_The request:_ The records that follow must be reproduced in full, exactly as written.

Entries taken from a collection
========================================
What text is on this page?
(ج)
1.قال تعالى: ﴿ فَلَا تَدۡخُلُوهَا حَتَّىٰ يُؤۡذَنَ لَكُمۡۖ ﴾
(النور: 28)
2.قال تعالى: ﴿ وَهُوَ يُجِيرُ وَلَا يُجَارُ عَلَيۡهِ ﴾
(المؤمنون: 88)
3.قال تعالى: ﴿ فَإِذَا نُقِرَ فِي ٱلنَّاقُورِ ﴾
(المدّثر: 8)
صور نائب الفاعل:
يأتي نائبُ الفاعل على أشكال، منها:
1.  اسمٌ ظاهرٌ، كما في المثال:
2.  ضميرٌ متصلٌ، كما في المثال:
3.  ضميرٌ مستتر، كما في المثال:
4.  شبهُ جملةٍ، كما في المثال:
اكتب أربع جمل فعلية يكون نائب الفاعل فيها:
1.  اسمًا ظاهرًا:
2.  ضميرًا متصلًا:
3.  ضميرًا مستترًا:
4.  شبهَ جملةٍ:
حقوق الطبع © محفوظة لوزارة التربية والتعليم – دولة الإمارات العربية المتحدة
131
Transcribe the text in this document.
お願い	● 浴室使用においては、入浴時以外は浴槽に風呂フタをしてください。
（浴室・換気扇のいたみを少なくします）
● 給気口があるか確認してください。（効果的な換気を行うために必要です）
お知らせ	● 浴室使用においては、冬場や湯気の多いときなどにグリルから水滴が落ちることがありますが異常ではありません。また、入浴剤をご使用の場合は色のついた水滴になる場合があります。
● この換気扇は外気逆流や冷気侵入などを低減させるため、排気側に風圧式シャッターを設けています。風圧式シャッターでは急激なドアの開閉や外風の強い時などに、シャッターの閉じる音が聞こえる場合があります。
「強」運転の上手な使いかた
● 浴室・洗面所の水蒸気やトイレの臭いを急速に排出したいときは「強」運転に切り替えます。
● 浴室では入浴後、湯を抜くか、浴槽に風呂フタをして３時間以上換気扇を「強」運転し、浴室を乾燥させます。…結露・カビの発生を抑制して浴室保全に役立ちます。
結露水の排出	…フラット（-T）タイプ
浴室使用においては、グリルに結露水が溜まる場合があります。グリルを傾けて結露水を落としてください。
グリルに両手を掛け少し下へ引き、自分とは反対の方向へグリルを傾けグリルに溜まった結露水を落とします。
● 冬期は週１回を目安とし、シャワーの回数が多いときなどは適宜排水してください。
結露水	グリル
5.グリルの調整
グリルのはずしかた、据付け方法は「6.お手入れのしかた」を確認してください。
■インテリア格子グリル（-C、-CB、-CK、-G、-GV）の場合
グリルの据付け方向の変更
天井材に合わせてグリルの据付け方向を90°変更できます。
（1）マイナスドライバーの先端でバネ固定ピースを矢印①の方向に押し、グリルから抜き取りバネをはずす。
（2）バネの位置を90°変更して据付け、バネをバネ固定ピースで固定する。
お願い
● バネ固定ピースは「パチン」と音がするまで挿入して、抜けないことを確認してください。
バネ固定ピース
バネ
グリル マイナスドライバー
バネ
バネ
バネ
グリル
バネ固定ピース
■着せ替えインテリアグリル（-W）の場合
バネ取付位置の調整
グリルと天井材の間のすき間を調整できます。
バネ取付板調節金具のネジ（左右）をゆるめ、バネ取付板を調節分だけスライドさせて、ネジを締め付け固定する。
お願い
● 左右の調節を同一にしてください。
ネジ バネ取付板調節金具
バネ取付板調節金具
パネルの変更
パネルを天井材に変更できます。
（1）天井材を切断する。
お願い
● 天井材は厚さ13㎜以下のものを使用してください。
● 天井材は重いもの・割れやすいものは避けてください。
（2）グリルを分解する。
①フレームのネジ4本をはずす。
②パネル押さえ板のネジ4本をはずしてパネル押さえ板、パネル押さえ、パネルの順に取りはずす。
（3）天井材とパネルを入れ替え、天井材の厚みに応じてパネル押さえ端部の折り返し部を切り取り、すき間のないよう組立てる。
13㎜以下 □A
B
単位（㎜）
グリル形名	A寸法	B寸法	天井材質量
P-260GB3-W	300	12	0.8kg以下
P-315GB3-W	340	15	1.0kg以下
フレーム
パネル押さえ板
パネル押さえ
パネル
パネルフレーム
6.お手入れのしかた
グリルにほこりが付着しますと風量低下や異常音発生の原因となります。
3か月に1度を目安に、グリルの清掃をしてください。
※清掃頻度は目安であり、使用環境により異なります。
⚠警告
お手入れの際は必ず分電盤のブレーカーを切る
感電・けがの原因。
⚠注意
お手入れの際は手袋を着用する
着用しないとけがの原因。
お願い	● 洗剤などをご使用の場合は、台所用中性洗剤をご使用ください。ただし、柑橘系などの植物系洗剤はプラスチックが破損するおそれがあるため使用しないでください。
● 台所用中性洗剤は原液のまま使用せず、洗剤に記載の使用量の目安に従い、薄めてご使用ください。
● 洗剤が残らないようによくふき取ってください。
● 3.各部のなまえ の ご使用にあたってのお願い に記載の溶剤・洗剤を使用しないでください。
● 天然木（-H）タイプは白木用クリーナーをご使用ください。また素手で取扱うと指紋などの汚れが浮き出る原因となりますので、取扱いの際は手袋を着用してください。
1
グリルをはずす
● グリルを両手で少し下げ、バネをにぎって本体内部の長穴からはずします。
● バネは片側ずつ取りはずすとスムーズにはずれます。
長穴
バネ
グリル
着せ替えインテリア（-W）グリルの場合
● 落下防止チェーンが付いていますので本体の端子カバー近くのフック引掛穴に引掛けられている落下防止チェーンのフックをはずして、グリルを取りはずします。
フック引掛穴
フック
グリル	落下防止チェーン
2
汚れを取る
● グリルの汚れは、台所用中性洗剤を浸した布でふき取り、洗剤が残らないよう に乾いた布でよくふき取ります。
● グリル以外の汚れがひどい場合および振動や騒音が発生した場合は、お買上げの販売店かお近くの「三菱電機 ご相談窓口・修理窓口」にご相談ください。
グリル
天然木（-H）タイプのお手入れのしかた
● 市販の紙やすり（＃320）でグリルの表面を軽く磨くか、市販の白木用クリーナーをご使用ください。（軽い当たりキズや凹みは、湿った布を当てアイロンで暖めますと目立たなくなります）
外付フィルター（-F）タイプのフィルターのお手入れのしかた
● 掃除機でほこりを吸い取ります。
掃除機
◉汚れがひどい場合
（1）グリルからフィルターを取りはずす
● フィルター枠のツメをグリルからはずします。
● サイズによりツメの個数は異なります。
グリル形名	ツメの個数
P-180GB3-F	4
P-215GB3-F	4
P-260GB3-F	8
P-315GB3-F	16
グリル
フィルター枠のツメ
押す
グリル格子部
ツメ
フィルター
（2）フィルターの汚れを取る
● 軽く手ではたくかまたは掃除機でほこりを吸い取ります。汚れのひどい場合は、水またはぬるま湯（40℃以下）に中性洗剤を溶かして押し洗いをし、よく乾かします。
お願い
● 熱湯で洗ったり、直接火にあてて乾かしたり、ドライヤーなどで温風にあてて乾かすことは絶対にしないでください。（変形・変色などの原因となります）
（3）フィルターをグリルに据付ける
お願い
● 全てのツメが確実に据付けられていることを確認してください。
========================================
_Response to the task:_
What text is on this page?
(ج)
1.قال تعالى: ﴿ فَلَا تَدۡخُلُوهَا حَتَّىٰ يُؤۡذَنَ لَكُمۡۖ ﴾
(النور: 28)
2.قال تعالى: ﴿ وَهُوَ يُجِيرُ وَلَا يُجَارُ عَلَيۡهِ ﴾
(المؤمنون: 88)
3.قال تعالى: ﴿ فَإِذَا نُقِرَ فِي ٱلنَّاقُورِ ﴾
(المدّثر: 8)
صور نائب الفاعل:
يأتي نائبُ الفاعل على أشكال، منها:
1.  اسمٌ ظاهرٌ، كما في المثال:
2.  ضميرٌ متصلٌ، كما في المثال:
3.  ضميرٌ مستتر، كما في المثال:
4.  شبهُ جملةٍ، كما في المثال:
اكتب أربع جمل فعلية يكون نائب الفاعل فيها:
1.  اسمًا ظاهرًا:
2.  ضميرًا متصلًا:
3.  ضميرًا مستترًا:
4.  شبهَ جملةٍ:
حقوق الطبع © محفوظة لوزارة التربية والتعليم – دولة الإمارات العربية المتحدة
131
Transcribe the text in this document.
お願い	● 浴室使用においては、入浴時以外は浴槽に風呂フタをしてください。
（浴室・換気扇のいたみを少なくします）
● 給気口があるか確認してください。（効果的な換気を行うために必要です）
お知らせ	● 浴室使用においては、冬場や湯気の多いときなどにグリルから水滴が落ちることがありますが異常ではありません。また、入浴剤をご使用の場合は色のついた水滴になる場合があります。
● この換気扇は外気逆流や冷気侵入などを低減させるため、排気側に風圧式シャッターを設けています。風圧式シャッターでは急激なドアの開閉や外風の強い時などに、シャッターの閉じる音が聞こえる場合があります。
「強」運転の上手な使いかた
● 浴室・洗面所の水蒸気やトイレの臭いを急速に排出したいときは「強」運転に切り替えます。
● 浴室では入浴後、湯を抜くか、浴槽に風呂フタをして３時間以上換気扇を「強」運転し、浴室を乾燥させます。…結露・カビの発生を抑制して浴室保全に役立ちます。
結露水の排出	…フラット（-T）タイプ
浴室使用においては、グリルに結露水が溜まる場合があります。グリルを傾けて結露水を落としてください。
グリルに両手を掛け少し下へ引き、自分とは反対の方向へグリルを傾けグリルに溜まった結露水を落とします。
● 冬期は週１回を目安とし、シャワーの回数が多いときなどは適宜排水してください。
結露水	グリル
5.グリルの調整
グリルのはずしかた、据付け方法は「6.お手入れのしかた」を確認してください。
■インテリア格子グリル（-C、-CB、-CK、-G、-GV）の場合
グリルの据付け方向の変更
天井材に合わせてグリルの据付け方向を90°変更できます。
（1）マイナスドライバーの先端でバネ固定ピースを矢印①の方向に押し、グリルから抜き取りバネをはずす。
（2）バネの位置を90°変更して据付け、バネをバネ固定ピースで固定する。
お願い
● バネ固定ピースは「パチン」と音がするまで挿入して、抜けないことを確認してください。
バネ固定ピース
バネ
グリル マイナスドライバー
バネ
バネ
バネ
グリル
バネ固定ピース
■着せ替えインテリアグリル（-W）の場合
バネ取付位置の調整
グリルと天井材の間のすき間を調整できます。
バネ取付板調節金具のネジ（左右）をゆるめ、バネ取付板を調節分だけスライドさせて、ネジを締め付け固定する。
お願い
● 左右の調節を同一にしてください。
ネジ バネ取付板調節金具
バネ取付板調節金具
パネルの変更
パネルを天井材に変更できます。
（1）天井材を切断する。
お願い
● 天井材は厚さ13㎜以下のものを使用してください。
● 天井材は重いもの・割れやすいものは避けてください。
（2）グリルを分解する。
①フレームのネジ4本をはずす。
②パネル押さえ板のネジ4本をはずしてパネル押さえ板、パネル押さえ、パネルの順に取りはずす。
（3）天井材とパネルを入れ替え、天井材の厚みに応じてパネル押さえ端部の折り返し部を切り取り、すき間のないよう組立てる。
13㎜以下 □A
B
単位（㎜）
グリル形名	A寸法	B寸法	天井材質量
P-260GB3-W	300	12	0.8kg以下
P-315GB3-W	340	15	1.0kg以下
フレーム
パネル押さえ板
パネル押さえ
パネル
パネルフレーム
6.お手入れのしかた
グリルにほこりが付着しますと風量低下や異常音発生の原因となります。
3か月に1度を目安に、グリルの清掃をしてください。
※清掃頻度は目安であり、使用環境により異なります。
⚠警告
お手入れの際は必ず分電盤のブレーカーを切る
感電・けがの原因。
⚠注意
お手入れの際は手袋を着用する
着用しないとけがの原因。
お願い	● 洗剤などをご使用の場合は、台所用中性洗剤をご使用ください。ただし、柑橘系などの植物系洗剤はプラスチックが破損するおそれがあるため使用しないでください。
● 台所用中性洗剤は原液のまま使用せず、洗剤に記載の使用量の目安に従い、薄めてご使用ください。
● 洗剤が残らないようによくふき取ってください。
● 3.各部のなまえ の ご使用にあたってのお願い に記載の溶剤・洗剤を使用しないでください。
● 天然木（-H）タイプは白木用クリーナーをご使用ください。また素手で取扱うと指紋などの汚れが浮き出る原因となりますので、取扱いの際は手袋を着用してください。
1
グリルをはずす
● グリルを両手で少し下げ、バネをにぎって本体内部の長穴からはずします。
● バネは片側ずつ取りはずすとスムーズにはずれます。
長穴
バネ
グリル
着せ替えインテリア（-W）グリルの場合
● 落下防止チェーンが付いていますので本体の端子カバー近くのフック引掛穴に引掛けられている落下防止チェーンのフックをはずして、グリルを取りはずします。
フック引掛穴
フック
グリル	落下防止チェーン
2
汚れを取る
● グリルの汚れは、台所用中性洗剤を浸した布でふき取り、洗剤が残らないよう に乾いた布でよくふき取ります。
● グリル以外の汚れがひどい場合および振動や騒音が発生した場合は、お買上げの販売店かお近くの「三菱電機 ご相談窓口・修理窓口」にご相談ください。
グリル
天然木（-H）タイプのお手入れのしかた
● 市販の紙やすり（＃320）でグリルの表面を軽く磨くか、市販の白木用クリーナーをご使用ください。（軽い当たりキズや凹みは、湿った布を当てアイロンで暖めますと目立たなくなります）
外付フィルター（-F）タイプのフィルターのお手入れのしかた
● 掃除機でほこりを吸い取ります。
掃除機
◉汚れがひどい場合
（1）グリルからフィルターを取りはずす
● フィルター枠のツメをグリルからはずします。
● サイズによりツメの個数は異なります。
グリル形名	ツメの個数
P-180GB3-F	4
P-215GB3-F	4
P-260GB3-F	8
P-315GB3-F	16
グリル
フィルター枠のツメ
押す
グリル格子部
ツメ
フィルター
（2）フィルターの汚れを取る
● 軽く手ではたくかまたは掃除機でほこりを吸い取ります。汚れのひどい場合は、水またはぬるま湯（40℃以下）に中性洗剤を溶かして押し洗いをし、よく乾かします。
お願い
● 熱湯で洗ったり、直接火にあてて乾かしたり、ドライヤーなどで温風にあてて乾かすことは絶対にしないでください。（変形・変色などの原因となります）
（3）フィルターをグリルに据付ける
お願い
● 全てのツメが確実に据付けられていることを確認してください。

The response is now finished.